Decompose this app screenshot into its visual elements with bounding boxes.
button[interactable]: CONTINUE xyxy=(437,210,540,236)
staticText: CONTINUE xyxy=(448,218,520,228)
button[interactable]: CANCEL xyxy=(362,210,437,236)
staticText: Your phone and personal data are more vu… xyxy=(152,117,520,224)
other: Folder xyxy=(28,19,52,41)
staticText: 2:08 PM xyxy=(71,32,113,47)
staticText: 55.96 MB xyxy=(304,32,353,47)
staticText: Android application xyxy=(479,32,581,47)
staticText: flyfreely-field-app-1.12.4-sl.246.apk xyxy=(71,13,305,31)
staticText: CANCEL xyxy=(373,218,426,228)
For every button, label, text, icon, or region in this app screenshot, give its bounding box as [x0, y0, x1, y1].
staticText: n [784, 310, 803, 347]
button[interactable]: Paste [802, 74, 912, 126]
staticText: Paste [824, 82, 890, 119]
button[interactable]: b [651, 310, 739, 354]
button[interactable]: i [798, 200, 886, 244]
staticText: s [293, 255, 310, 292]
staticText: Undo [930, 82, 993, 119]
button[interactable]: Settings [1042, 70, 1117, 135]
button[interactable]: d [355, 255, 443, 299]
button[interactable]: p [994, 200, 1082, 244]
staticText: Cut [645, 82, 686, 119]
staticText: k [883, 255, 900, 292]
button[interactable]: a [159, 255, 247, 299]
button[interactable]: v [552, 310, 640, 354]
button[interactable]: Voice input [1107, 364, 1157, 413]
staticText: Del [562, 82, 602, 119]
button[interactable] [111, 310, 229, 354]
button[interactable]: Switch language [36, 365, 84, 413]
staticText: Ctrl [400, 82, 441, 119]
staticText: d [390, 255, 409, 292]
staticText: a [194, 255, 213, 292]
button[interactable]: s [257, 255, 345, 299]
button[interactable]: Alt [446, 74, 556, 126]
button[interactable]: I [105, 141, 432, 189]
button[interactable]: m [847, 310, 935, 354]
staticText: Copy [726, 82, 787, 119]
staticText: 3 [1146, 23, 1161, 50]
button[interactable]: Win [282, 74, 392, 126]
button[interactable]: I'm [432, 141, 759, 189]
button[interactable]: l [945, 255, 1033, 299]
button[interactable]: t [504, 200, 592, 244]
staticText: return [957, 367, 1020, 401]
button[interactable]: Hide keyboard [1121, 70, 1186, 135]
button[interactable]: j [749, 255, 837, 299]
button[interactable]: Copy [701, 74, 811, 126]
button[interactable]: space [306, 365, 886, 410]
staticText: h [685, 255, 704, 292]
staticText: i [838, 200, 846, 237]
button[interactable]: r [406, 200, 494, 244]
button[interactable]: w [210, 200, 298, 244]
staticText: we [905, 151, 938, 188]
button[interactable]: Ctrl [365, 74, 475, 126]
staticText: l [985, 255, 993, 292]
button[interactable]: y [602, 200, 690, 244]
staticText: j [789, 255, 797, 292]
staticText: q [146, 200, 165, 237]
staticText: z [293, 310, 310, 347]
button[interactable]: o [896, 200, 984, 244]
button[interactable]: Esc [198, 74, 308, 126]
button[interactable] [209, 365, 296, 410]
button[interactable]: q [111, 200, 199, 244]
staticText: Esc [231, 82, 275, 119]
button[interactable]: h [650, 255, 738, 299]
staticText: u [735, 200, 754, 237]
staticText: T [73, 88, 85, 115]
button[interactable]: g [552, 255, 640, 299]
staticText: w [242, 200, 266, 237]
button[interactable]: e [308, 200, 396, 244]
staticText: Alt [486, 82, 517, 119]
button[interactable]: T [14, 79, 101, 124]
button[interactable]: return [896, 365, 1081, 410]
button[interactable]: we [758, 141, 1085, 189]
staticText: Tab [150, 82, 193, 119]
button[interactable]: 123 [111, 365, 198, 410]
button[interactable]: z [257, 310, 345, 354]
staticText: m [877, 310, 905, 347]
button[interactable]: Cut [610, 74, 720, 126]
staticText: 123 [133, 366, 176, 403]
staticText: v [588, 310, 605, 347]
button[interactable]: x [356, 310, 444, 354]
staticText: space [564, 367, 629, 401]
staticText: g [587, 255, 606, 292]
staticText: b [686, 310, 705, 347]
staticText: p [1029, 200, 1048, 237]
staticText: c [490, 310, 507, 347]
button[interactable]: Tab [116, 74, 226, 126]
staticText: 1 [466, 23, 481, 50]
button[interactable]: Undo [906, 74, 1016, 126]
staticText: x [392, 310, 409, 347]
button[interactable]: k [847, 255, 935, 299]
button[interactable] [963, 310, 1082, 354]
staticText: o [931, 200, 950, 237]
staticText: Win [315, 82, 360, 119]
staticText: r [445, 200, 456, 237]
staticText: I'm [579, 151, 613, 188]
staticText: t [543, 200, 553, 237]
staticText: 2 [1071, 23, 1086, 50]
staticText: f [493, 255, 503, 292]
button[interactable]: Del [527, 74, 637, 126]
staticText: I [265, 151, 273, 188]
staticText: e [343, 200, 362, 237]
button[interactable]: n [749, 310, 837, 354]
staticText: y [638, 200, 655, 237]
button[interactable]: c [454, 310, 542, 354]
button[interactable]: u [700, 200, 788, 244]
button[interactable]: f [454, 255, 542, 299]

• **SET TASK**:
Return all of the data above verbatim, reproducing every line in its original order without any alteration.

• **WRITTEN SOLUTION**:
Decompose this app screenshot into its visual elements with bounding boxes.
button[interactable]: CONTINUE xyxy=(437,210,540,236)
staticText: CONTINUE xyxy=(448,218,520,228)
button[interactable]: CANCEL xyxy=(362,210,437,236)
staticText: Your phone and personal data are more vu… xyxy=(152,117,520,224)
other: Folder xyxy=(28,19,52,41)
staticText: 2:08 PM xyxy=(71,32,113,47)
staticText: 55.96 MB xyxy=(304,32,353,47)
staticText: Android application xyxy=(479,32,581,47)
staticText: flyfreely-field-app-1.12.4-sl.246.apk xyxy=(71,13,305,31)
staticText: CANCEL xyxy=(373,218,426,228)
For every button, label, text, icon, or region in this app screenshot, give its bounding box as [x0, y0, x1, y1].
staticText: n [784, 310, 803, 347]
button[interactable]: Paste [802, 74, 912, 126]
staticText: Paste [824, 82, 890, 119]
button[interactable]: b [651, 310, 739, 354]
button[interactable]: i [798, 200, 886, 244]
staticText: s [293, 255, 310, 292]
staticText: Undo [930, 82, 993, 119]
button[interactable]: Settings [1042, 70, 1117, 135]
button[interactable]: d [355, 255, 443, 299]
button[interactable]: p [994, 200, 1082, 244]
staticText: Cut [645, 82, 686, 119]
staticText: k [883, 255, 900, 292]
button[interactable]: a [159, 255, 247, 299]
button[interactable]: v [552, 310, 640, 354]
button[interactable]: Voice input [1107, 364, 1157, 413]
staticText: Del [562, 82, 602, 119]
button[interactable] [111, 310, 229, 354]
button[interactable]: Switch language [36, 365, 84, 413]
staticText: Ctrl [400, 82, 441, 119]
staticText: d [390, 255, 409, 292]
staticText: a [194, 255, 213, 292]
button[interactable]: s [257, 255, 345, 299]
button[interactable]: Alt [446, 74, 556, 126]
button[interactable]: I [105, 141, 432, 189]
button[interactable]: m [847, 310, 935, 354]
staticText: Copy [726, 82, 787, 119]
staticText: 3 [1146, 23, 1161, 50]
button[interactable]: Win [282, 74, 392, 126]
button[interactable]: I'm [432, 141, 759, 189]
button[interactable]: l [945, 255, 1033, 299]
button[interactable]: t [504, 200, 592, 244]
staticText: return [957, 367, 1020, 401]
button[interactable]: Hide keyboard [1121, 70, 1186, 135]
button[interactable]: j [749, 255, 837, 299]
button[interactable]: Copy [701, 74, 811, 126]
button[interactable]: space [306, 365, 886, 410]
staticText: h [685, 255, 704, 292]
staticText: i [838, 200, 846, 237]
button[interactable]: r [406, 200, 494, 244]
button[interactable]: w [210, 200, 298, 244]
staticText: we [905, 151, 938, 188]
button[interactable]: Ctrl [365, 74, 475, 126]
staticText: l [985, 255, 993, 292]
button[interactable]: y [602, 200, 690, 244]
staticText: j [789, 255, 797, 292]
staticText: q [146, 200, 165, 237]
staticText: z [293, 310, 310, 347]
button[interactable]: o [896, 200, 984, 244]
button[interactable]: Esc [198, 74, 308, 126]
button[interactable] [209, 365, 296, 410]
button[interactable]: q [111, 200, 199, 244]
staticText: Esc [231, 82, 275, 119]
button[interactable]: h [650, 255, 738, 299]
staticText: u [735, 200, 754, 237]
staticText: T [73, 88, 85, 115]
button[interactable]: g [552, 255, 640, 299]
staticText: w [242, 200, 266, 237]
button[interactable]: e [308, 200, 396, 244]
staticText: Alt [486, 82, 517, 119]
button[interactable]: T [14, 79, 101, 124]
button[interactable]: return [896, 365, 1081, 410]
button[interactable]: we [758, 141, 1085, 189]
staticText: Tab [150, 82, 193, 119]
button[interactable]: 123 [111, 365, 198, 410]
button[interactable]: z [257, 310, 345, 354]
staticText: m [877, 310, 905, 347]
button[interactable]: Cut [610, 74, 720, 126]
staticText: 123 [133, 366, 176, 403]
staticText: v [588, 310, 605, 347]
button[interactable]: x [356, 310, 444, 354]
staticText: space [564, 367, 629, 401]
staticText: g [587, 255, 606, 292]
staticText: b [686, 310, 705, 347]
staticText: p [1029, 200, 1048, 237]
staticText: c [490, 310, 507, 347]
button[interactable]: Tab [116, 74, 226, 126]
staticText: 1 [466, 23, 481, 50]
button[interactable]: Undo [906, 74, 1016, 126]
staticText: x [392, 310, 409, 347]
button[interactable]: k [847, 255, 935, 299]
button[interactable] [963, 310, 1082, 354]
staticText: o [931, 200, 950, 237]
staticText: Win [315, 82, 360, 119]
staticText: r [445, 200, 456, 237]
staticText: I'm [579, 151, 613, 188]
staticText: t [543, 200, 553, 237]
staticText: 2 [1071, 23, 1086, 50]
staticText: f [493, 255, 503, 292]
button[interactable]: Del [527, 74, 637, 126]
staticText: I [265, 151, 273, 188]
staticText: e [343, 200, 362, 237]
button[interactable]: n [749, 310, 837, 354]
staticText: y [638, 200, 655, 237]
button[interactable]: c [454, 310, 542, 354]
button[interactable]: u [700, 200, 788, 244]
button[interactable]: f [454, 255, 542, 299]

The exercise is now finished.